• [Given request]:
In the material below, repeat only the lines from the one that holds "What data populates" through the final line, exactly as they stand.

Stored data
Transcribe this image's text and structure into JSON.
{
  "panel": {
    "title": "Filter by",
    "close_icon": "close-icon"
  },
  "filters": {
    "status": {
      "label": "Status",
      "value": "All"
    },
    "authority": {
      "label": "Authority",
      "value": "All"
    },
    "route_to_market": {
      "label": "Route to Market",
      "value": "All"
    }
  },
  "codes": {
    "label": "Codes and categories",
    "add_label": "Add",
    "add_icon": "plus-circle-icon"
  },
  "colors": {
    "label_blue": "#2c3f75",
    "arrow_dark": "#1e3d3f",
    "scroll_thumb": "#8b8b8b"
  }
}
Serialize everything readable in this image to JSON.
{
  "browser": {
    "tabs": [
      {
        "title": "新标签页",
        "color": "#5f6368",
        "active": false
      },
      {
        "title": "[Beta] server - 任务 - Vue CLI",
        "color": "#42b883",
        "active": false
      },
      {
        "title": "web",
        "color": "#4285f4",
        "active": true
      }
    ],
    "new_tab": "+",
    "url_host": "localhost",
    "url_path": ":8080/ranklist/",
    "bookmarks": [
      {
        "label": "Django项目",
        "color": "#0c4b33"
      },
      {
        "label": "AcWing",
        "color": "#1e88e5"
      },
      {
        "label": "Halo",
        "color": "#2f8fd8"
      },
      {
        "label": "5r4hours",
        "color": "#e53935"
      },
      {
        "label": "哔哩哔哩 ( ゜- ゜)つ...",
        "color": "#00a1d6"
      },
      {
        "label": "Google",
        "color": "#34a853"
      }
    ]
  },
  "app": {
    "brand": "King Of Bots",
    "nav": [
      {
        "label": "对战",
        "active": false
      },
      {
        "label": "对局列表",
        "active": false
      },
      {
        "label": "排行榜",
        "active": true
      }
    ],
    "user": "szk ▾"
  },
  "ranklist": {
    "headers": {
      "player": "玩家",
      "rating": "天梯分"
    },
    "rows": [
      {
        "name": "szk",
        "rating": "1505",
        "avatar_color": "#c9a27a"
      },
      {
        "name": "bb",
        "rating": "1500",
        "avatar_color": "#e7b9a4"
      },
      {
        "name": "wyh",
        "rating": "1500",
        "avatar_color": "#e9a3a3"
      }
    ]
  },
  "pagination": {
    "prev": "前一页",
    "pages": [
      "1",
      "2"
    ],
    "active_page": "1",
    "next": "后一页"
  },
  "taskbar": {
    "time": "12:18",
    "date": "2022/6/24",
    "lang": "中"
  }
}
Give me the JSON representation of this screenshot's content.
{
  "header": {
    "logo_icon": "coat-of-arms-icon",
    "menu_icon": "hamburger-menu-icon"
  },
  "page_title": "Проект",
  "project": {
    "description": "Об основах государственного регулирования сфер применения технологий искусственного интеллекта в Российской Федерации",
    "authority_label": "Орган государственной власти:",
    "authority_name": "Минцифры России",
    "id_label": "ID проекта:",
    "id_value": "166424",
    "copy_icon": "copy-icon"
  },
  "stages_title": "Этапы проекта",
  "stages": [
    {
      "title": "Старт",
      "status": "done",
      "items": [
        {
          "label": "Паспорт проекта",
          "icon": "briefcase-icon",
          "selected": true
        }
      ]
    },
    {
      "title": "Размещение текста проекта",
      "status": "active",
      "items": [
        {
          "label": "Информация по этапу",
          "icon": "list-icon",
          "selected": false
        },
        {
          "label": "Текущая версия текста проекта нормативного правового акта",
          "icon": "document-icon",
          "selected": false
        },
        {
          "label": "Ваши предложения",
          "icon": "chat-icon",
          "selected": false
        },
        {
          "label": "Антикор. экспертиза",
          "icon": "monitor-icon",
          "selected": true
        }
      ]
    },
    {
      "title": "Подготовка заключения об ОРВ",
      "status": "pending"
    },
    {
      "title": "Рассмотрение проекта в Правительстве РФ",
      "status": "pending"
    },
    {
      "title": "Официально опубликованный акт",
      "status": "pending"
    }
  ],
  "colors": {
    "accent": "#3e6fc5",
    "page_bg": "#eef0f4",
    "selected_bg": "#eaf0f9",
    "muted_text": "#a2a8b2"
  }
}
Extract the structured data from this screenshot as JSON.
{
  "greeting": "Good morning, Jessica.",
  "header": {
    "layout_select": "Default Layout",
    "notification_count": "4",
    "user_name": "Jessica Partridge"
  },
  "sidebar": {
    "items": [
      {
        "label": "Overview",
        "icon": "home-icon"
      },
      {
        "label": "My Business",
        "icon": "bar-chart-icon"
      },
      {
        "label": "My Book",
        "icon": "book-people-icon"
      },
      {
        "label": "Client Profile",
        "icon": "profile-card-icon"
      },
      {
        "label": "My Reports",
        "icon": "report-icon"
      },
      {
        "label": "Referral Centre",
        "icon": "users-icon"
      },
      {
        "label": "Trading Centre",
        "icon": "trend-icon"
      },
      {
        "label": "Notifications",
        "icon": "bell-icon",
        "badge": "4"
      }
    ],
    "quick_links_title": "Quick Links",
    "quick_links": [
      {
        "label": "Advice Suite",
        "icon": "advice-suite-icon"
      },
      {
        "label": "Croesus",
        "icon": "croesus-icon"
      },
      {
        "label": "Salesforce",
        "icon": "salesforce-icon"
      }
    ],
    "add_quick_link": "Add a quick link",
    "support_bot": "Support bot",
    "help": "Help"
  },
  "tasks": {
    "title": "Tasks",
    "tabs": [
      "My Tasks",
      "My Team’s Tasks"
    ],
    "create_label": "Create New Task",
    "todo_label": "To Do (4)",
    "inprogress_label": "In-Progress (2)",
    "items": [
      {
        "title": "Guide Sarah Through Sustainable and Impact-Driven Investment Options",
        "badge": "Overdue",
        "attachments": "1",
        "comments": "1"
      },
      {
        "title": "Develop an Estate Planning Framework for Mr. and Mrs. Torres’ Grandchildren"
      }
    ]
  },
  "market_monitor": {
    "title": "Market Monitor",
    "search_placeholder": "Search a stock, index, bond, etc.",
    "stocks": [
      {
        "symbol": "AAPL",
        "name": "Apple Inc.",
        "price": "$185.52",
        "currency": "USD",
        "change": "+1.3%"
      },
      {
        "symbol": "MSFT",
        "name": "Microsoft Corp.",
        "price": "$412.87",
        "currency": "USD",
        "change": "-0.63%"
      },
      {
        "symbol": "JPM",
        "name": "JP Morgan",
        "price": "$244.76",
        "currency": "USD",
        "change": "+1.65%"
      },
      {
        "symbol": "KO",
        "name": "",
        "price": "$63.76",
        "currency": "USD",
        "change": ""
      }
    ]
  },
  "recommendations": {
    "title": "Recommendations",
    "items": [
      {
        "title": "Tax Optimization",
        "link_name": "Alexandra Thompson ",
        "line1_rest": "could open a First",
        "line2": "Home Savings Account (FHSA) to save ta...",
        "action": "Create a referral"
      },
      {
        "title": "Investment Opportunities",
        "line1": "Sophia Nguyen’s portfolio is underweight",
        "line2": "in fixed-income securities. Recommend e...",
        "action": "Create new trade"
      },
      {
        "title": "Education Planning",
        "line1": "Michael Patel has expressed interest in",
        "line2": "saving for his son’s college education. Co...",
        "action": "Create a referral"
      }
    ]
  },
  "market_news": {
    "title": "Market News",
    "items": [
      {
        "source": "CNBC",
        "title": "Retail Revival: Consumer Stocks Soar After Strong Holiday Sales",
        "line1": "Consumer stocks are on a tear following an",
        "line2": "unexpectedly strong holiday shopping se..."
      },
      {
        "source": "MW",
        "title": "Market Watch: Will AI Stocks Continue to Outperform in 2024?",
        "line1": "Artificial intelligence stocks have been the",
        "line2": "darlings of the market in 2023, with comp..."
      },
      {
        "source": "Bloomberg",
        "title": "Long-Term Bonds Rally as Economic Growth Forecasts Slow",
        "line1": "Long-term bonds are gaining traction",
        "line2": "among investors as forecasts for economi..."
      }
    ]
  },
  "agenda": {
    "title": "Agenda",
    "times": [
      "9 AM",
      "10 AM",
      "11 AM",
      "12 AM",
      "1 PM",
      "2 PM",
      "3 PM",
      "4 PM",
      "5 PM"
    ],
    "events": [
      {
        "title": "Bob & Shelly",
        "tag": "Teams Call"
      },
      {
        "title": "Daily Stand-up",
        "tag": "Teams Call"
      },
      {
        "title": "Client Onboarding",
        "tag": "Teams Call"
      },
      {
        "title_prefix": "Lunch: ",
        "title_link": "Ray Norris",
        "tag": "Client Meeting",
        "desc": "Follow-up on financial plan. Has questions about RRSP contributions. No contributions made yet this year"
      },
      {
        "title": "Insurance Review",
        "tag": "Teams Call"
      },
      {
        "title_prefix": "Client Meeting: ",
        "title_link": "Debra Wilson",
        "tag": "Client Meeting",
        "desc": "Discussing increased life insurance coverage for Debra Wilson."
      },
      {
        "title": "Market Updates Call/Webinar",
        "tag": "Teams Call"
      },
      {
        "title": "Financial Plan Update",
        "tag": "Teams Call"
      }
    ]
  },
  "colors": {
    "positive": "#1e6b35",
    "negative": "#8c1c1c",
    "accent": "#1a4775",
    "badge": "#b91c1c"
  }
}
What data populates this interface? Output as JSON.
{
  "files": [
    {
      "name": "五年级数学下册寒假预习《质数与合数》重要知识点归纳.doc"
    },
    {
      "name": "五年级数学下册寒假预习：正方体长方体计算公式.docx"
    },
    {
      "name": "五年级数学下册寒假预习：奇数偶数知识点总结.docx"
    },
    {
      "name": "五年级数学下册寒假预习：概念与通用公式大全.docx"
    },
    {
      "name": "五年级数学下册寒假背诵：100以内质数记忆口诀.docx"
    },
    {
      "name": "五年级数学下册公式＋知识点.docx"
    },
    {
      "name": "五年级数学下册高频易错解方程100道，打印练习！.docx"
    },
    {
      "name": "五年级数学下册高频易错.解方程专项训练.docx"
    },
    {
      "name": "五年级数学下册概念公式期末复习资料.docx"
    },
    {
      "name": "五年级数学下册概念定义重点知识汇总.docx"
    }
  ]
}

• [Solved problem]:
What data populates this interface? Output as JSON.
{
  "files": [
    {
      "name": "五年级数学下册寒假预习《质数与合数》重要知识点归纳.doc"
    },
    {
      "name": "五年级数学下册寒假预习：正方体长方体计算公式.docx"
    },
    {
      "name": "五年级数学下册寒假预习：奇数偶数知识点总结.docx"
    },
    {
      "name": "五年级数学下册寒假预习：概念与通用公式大全.docx"
    },
    {
      "name": "五年级数学下册寒假背诵：100以内质数记忆口诀.docx"
    },
    {
      "name": "五年级数学下册公式＋知识点.docx"
    },
    {
      "name": "五年级数学下册高频易错解方程100道，打印练习！.docx"
    },
    {
      "name": "五年级数学下册高频易错.解方程专项训练.docx"
    },
    {
      "name": "五年级数学下册概念公式期末复习资料.docx"
    },
    {
      "name": "五年级数学下册概念定义重点知识汇总.docx"
    }
  ]
}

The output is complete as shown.